▶ _STATED EXERCISE_:
Pictures stay out of your copy, but everything else in the records below must be repeated exactly.
++++ GIVEN DATA
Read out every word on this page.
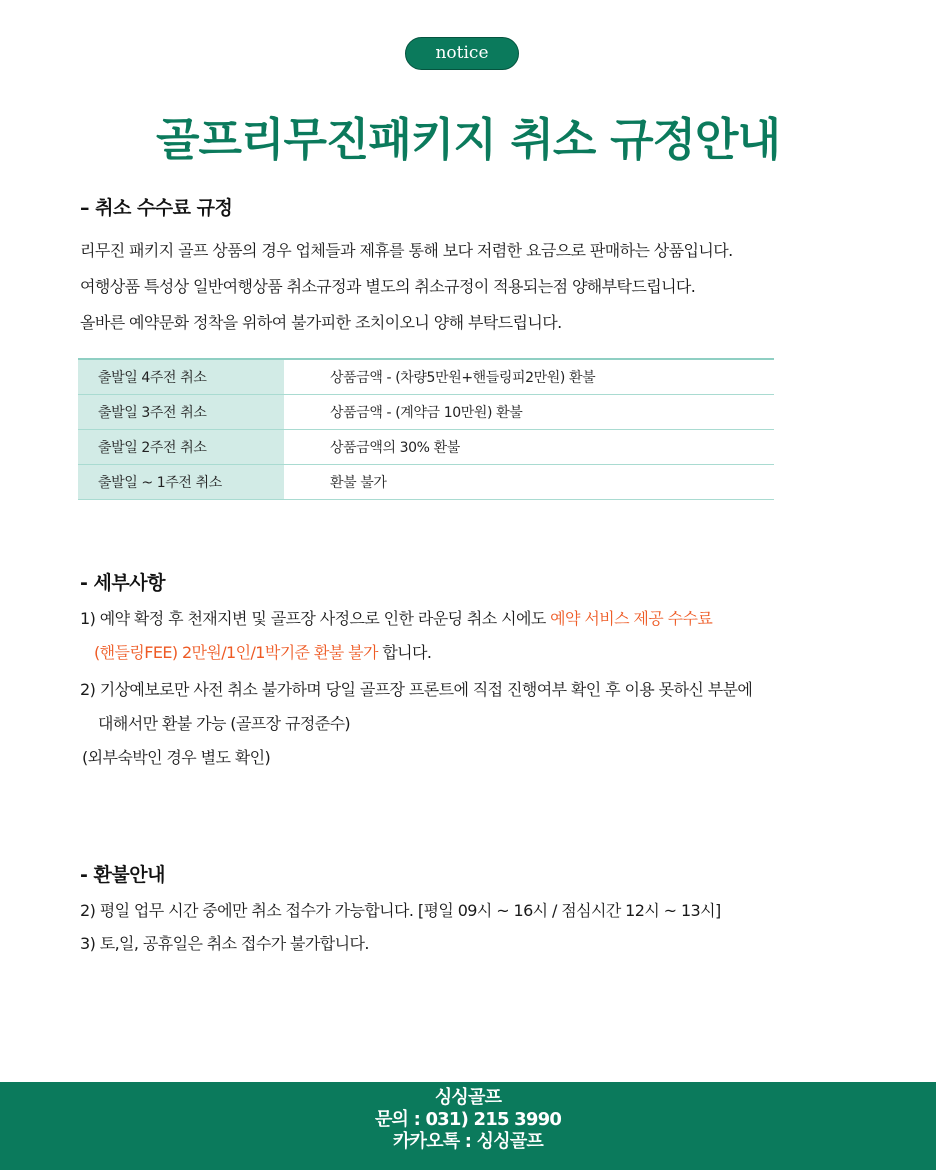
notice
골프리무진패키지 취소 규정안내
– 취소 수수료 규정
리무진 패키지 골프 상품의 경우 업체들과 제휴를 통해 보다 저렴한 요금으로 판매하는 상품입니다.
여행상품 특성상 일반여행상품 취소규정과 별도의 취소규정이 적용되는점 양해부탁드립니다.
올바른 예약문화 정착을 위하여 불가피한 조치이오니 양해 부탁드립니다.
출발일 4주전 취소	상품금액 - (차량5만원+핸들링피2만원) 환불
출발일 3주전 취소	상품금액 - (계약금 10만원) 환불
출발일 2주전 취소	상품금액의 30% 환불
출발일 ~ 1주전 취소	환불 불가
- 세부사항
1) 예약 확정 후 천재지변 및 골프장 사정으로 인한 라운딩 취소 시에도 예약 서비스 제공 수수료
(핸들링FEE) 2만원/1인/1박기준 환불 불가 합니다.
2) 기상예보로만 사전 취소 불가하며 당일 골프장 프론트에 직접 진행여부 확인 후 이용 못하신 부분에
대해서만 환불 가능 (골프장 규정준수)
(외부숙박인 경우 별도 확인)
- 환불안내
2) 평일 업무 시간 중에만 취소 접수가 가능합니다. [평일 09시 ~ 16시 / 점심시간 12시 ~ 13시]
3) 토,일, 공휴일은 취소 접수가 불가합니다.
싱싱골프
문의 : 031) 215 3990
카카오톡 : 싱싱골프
++++++++
▶ _PROBLEM SOLUTION_:
Read out every word on this page.
notice
골프리무진패키지 취소 규정안내
– 취소 수수료 규정
리무진 패키지 골프 상품의 경우 업체들과 제휴를 통해 보다 저렴한 요금으로 판매하는 상품입니다.
여행상품 특성상 일반여행상품 취소규정과 별도의 취소규정이 적용되는점 양해부탁드립니다.
올바른 예약문화 정착을 위하여 불가피한 조치이오니 양해 부탁드립니다.
출발일 4주전 취소	상품금액 - (차량5만원+핸들링피2만원) 환불
출발일 3주전 취소	상품금액 - (계약금 10만원) 환불
출발일 2주전 취소	상품금액의 30% 환불
출발일 ~ 1주전 취소	환불 불가
- 세부사항
1) 예약 확정 후 천재지변 및 골프장 사정으로 인한 라운딩 취소 시에도 예약 서비스 제공 수수료
(핸들링FEE) 2만원/1인/1박기준 환불 불가 합니다.
2) 기상예보로만 사전 취소 불가하며 당일 골프장 프론트에 직접 진행여부 확인 후 이용 못하신 부분에
대해서만 환불 가능 (골프장 규정준수)
(외부숙박인 경우 별도 확인)
- 환불안내
2) 평일 업무 시간 중에만 취소 접수가 가능합니다. [평일 09시 ~ 16시 / 점심시간 12시 ~ 13시]
3) 토,일, 공휴일은 취소 접수가 불가합니다.
싱싱골프
문의 : 031) 215 3990
카카오톡 : 싱싱골프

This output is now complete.